• **Problem details**
Your job is to retype all of the data word for word, leaving every image out.

Stored entries:
◆ ◆ ◆ ◆

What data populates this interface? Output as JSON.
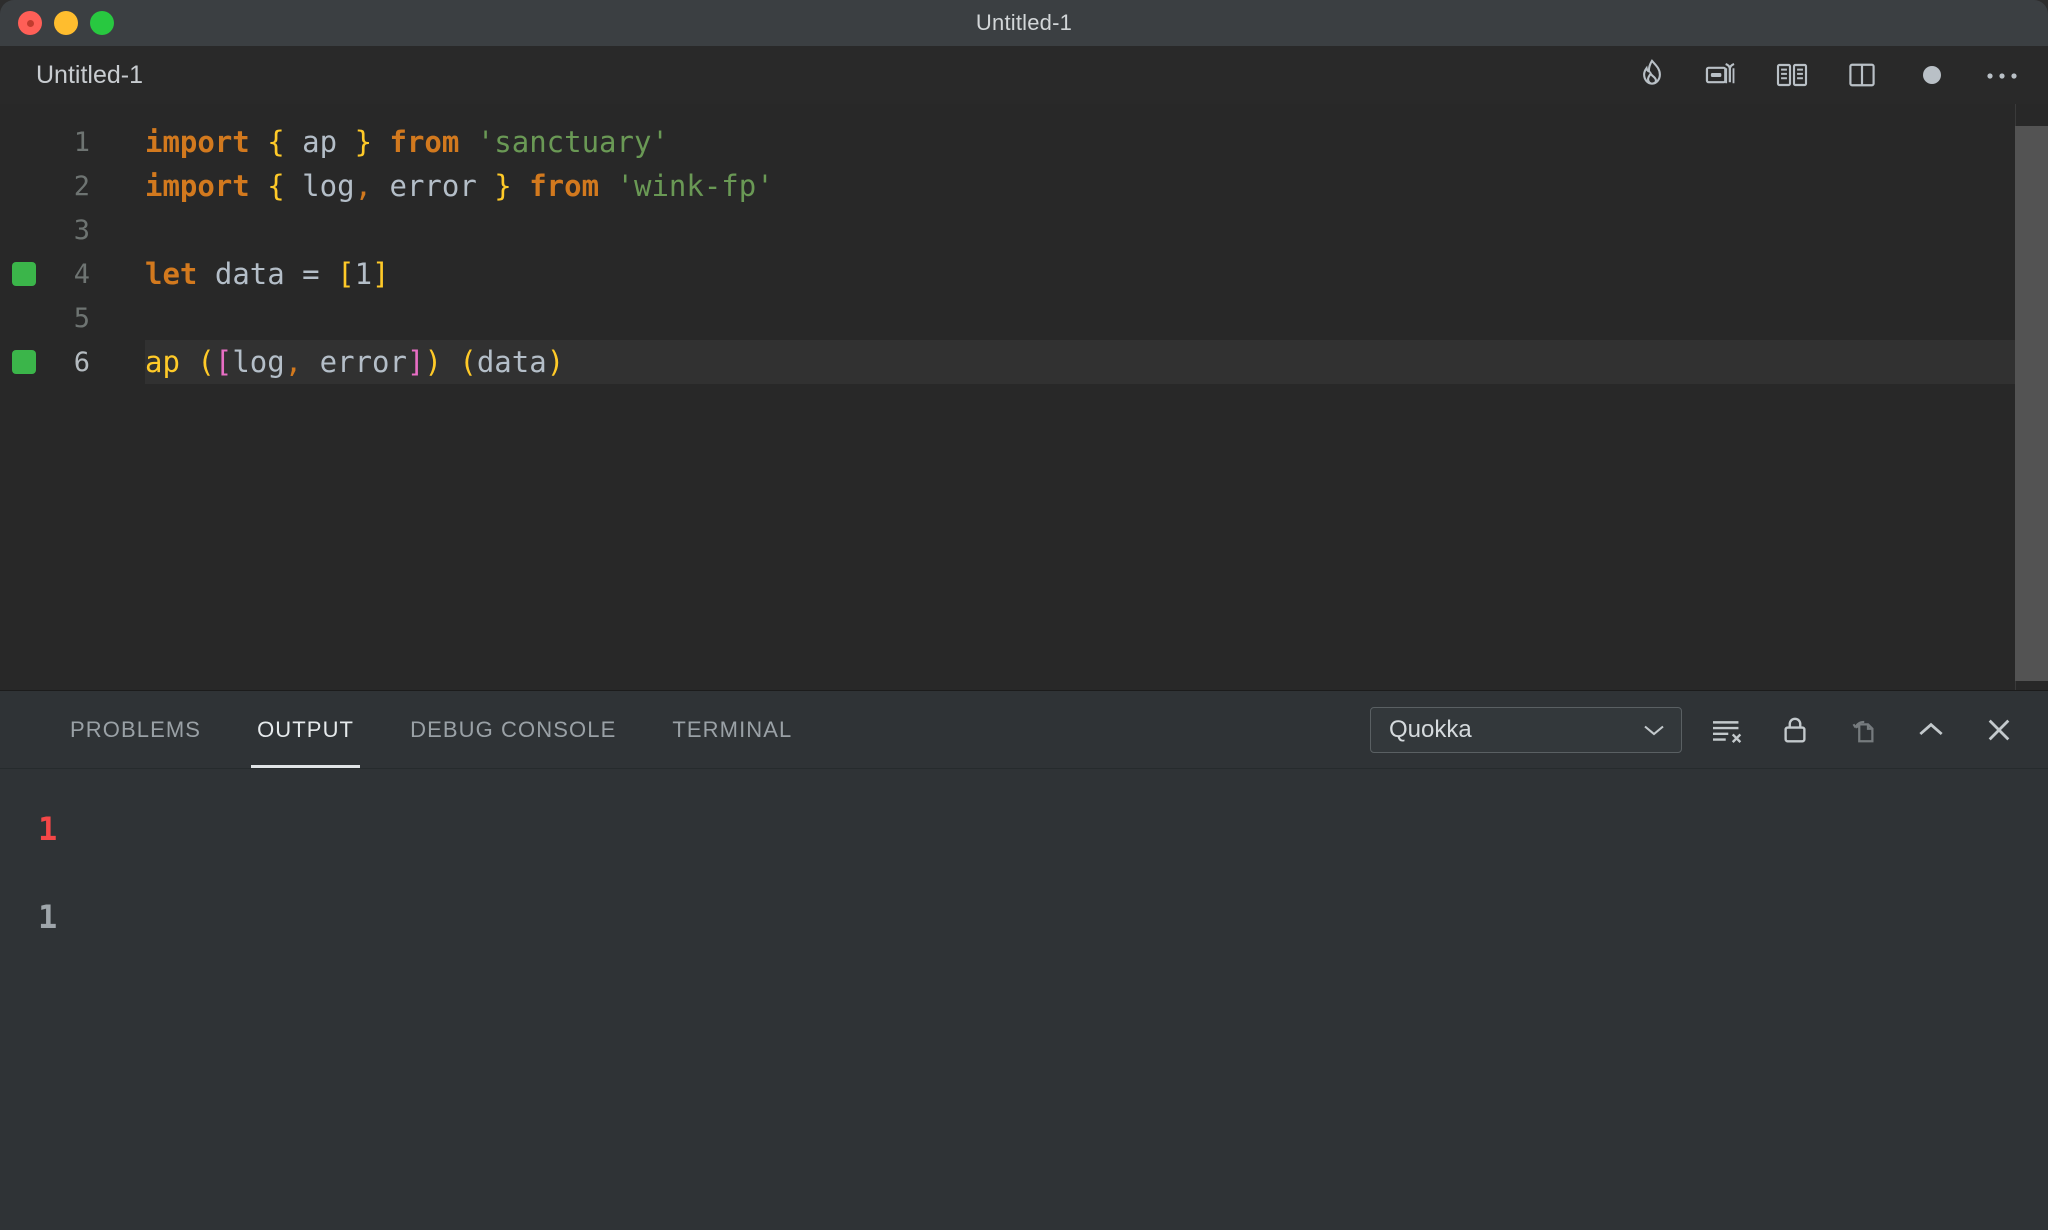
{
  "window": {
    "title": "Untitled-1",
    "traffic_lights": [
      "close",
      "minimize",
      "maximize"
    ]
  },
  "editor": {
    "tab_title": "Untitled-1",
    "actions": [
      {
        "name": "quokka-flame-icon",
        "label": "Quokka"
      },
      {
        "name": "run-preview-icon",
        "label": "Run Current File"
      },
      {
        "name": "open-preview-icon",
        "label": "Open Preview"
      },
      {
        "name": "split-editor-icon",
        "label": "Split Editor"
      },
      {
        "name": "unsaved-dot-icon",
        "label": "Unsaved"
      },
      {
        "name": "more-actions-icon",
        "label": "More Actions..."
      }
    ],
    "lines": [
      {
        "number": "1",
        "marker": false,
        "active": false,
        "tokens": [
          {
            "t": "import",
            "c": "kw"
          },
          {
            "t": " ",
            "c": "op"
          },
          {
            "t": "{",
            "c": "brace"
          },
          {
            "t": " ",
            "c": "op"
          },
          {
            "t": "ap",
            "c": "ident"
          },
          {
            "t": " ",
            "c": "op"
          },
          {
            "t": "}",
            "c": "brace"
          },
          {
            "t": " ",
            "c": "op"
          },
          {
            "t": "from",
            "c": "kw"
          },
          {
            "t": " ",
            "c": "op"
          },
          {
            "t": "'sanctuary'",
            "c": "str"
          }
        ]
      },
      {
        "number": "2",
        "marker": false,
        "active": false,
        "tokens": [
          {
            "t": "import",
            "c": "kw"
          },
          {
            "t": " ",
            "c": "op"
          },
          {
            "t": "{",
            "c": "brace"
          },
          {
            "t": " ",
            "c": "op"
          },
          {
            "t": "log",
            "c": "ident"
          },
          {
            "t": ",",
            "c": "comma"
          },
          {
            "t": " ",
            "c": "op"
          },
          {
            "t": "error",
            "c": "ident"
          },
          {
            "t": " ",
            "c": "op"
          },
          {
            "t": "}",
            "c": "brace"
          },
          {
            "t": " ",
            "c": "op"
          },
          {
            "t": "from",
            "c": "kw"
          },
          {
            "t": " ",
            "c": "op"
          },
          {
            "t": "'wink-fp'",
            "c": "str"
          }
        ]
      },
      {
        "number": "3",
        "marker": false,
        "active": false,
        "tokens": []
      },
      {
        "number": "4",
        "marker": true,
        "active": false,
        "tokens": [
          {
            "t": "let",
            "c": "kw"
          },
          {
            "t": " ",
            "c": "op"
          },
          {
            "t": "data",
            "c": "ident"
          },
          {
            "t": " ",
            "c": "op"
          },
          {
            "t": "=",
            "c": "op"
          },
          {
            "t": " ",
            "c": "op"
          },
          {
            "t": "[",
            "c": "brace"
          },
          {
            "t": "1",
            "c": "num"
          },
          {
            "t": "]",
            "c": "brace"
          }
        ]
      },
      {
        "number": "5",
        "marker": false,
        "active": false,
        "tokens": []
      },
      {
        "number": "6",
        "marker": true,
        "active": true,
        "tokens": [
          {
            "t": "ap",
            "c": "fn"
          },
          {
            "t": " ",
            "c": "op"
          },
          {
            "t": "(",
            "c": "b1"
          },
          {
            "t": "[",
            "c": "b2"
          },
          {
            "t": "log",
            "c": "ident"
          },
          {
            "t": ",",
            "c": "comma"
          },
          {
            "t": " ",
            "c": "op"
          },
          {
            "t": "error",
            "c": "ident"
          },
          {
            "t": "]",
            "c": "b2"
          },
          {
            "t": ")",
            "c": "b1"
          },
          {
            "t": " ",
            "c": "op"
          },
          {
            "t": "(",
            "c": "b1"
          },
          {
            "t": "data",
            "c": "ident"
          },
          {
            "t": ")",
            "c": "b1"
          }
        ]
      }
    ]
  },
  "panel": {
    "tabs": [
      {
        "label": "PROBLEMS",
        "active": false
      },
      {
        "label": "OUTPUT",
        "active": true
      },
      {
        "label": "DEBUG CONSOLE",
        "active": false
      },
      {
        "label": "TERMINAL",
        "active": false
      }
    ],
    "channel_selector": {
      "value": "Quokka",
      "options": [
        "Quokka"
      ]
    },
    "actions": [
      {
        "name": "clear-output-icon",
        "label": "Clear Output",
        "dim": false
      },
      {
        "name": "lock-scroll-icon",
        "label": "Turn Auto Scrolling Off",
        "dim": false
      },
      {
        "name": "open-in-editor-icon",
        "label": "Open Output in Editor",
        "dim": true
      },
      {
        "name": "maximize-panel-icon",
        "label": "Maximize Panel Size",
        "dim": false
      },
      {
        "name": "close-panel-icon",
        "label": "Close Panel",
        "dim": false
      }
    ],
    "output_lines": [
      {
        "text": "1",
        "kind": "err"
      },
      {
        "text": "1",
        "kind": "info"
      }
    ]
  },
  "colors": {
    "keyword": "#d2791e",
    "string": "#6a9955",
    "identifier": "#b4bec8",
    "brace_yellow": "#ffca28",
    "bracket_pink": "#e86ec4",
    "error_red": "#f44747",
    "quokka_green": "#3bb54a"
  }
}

◆ ◆ ◆ ◆

• **Solution for this exercise**
What data populates this interface? Output as JSON.
{
  "window": {
    "title": "Untitled-1",
    "traffic_lights": [
      "close",
      "minimize",
      "maximize"
    ]
  },
  "editor": {
    "tab_title": "Untitled-1",
    "actions": [
      {
        "name": "quokka-flame-icon",
        "label": "Quokka"
      },
      {
        "name": "run-preview-icon",
        "label": "Run Current File"
      },
      {
        "name": "open-preview-icon",
        "label": "Open Preview"
      },
      {
        "name": "split-editor-icon",
        "label": "Split Editor"
      },
      {
        "name": "unsaved-dot-icon",
        "label": "Unsaved"
      },
      {
        "name": "more-actions-icon",
        "label": "More Actions..."
      }
    ],
    "lines": [
      {
        "number": "1",
        "marker": false,
        "active": false,
        "tokens": [
          {
            "t": "import",
            "c": "kw"
          },
          {
            "t": " ",
            "c": "op"
          },
          {
            "t": "{",
            "c": "brace"
          },
          {
            "t": " ",
            "c": "op"
          },
          {
            "t": "ap",
            "c": "ident"
          },
          {
            "t": " ",
            "c": "op"
          },
          {
            "t": "}",
            "c": "brace"
          },
          {
            "t": " ",
            "c": "op"
          },
          {
            "t": "from",
            "c": "kw"
          },
          {
            "t": " ",
            "c": "op"
          },
          {
            "t": "'sanctuary'",
            "c": "str"
          }
        ]
      },
      {
        "number": "2",
        "marker": false,
        "active": false,
        "tokens": [
          {
            "t": "import",
            "c": "kw"
          },
          {
            "t": " ",
            "c": "op"
          },
          {
            "t": "{",
            "c": "brace"
          },
          {
            "t": " ",
            "c": "op"
          },
          {
            "t": "log",
            "c": "ident"
          },
          {
            "t": ",",
            "c": "comma"
          },
          {
            "t": " ",
            "c": "op"
          },
          {
            "t": "error",
            "c": "ident"
          },
          {
            "t": " ",
            "c": "op"
          },
          {
            "t": "}",
            "c": "brace"
          },
          {
            "t": " ",
            "c": "op"
          },
          {
            "t": "from",
            "c": "kw"
          },
          {
            "t": " ",
            "c": "op"
          },
          {
            "t": "'wink-fp'",
            "c": "str"
          }
        ]
      },
      {
        "number": "3",
        "marker": false,
        "active": false,
        "tokens": []
      },
      {
        "number": "4",
        "marker": true,
        "active": false,
        "tokens": [
          {
            "t": "let",
            "c": "kw"
          },
          {
            "t": " ",
            "c": "op"
          },
          {
            "t": "data",
            "c": "ident"
          },
          {
            "t": " ",
            "c": "op"
          },
          {
            "t": "=",
            "c": "op"
          },
          {
            "t": " ",
            "c": "op"
          },
          {
            "t": "[",
            "c": "brace"
          },
          {
            "t": "1",
            "c": "num"
          },
          {
            "t": "]",
            "c": "brace"
          }
        ]
      },
      {
        "number": "5",
        "marker": false,
        "active": false,
        "tokens": []
      },
      {
        "number": "6",
        "marker": true,
        "active": true,
        "tokens": [
          {
            "t": "ap",
            "c": "fn"
          },
          {
            "t": " ",
            "c": "op"
          },
          {
            "t": "(",
            "c": "b1"
          },
          {
            "t": "[",
            "c": "b2"
          },
          {
            "t": "log",
            "c": "ident"
          },
          {
            "t": ",",
            "c": "comma"
          },
          {
            "t": " ",
            "c": "op"
          },
          {
            "t": "error",
            "c": "ident"
          },
          {
            "t": "]",
            "c": "b2"
          },
          {
            "t": ")",
            "c": "b1"
          },
          {
            "t": " ",
            "c": "op"
          },
          {
            "t": "(",
            "c": "b1"
          },
          {
            "t": "data",
            "c": "ident"
          },
          {
            "t": ")",
            "c": "b1"
          }
        ]
      }
    ]
  },
  "panel": {
    "tabs": [
      {
        "label": "PROBLEMS",
        "active": false
      },
      {
        "label": "OUTPUT",
        "active": true
      },
      {
        "label": "DEBUG CONSOLE",
        "active": false
      },
      {
        "label": "TERMINAL",
        "active": false
      }
    ],
    "channel_selector": {
      "value": "Quokka",
      "options": [
        "Quokka"
      ]
    },
    "actions": [
      {
        "name": "clear-output-icon",
        "label": "Clear Output",
        "dim": false
      },
      {
        "name": "lock-scroll-icon",
        "label": "Turn Auto Scrolling Off",
        "dim": false
      },
      {
        "name": "open-in-editor-icon",
        "label": "Open Output in Editor",
        "dim": true
      },
      {
        "name": "maximize-panel-icon",
        "label": "Maximize Panel Size",
        "dim": false
      },
      {
        "name": "close-panel-icon",
        "label": "Close Panel",
        "dim": false
      }
    ],
    "output_lines": [
      {
        "text": "1",
        "kind": "err"
      },
      {
        "text": "1",
        "kind": "info"
      }
    ]
  },
  "colors": {
    "keyword": "#d2791e",
    "string": "#6a9955",
    "identifier": "#b4bec8",
    "brace_yellow": "#ffca28",
    "bracket_pink": "#e86ec4",
    "error_red": "#f44747",
    "quokka_green": "#3bb54a"
  }
}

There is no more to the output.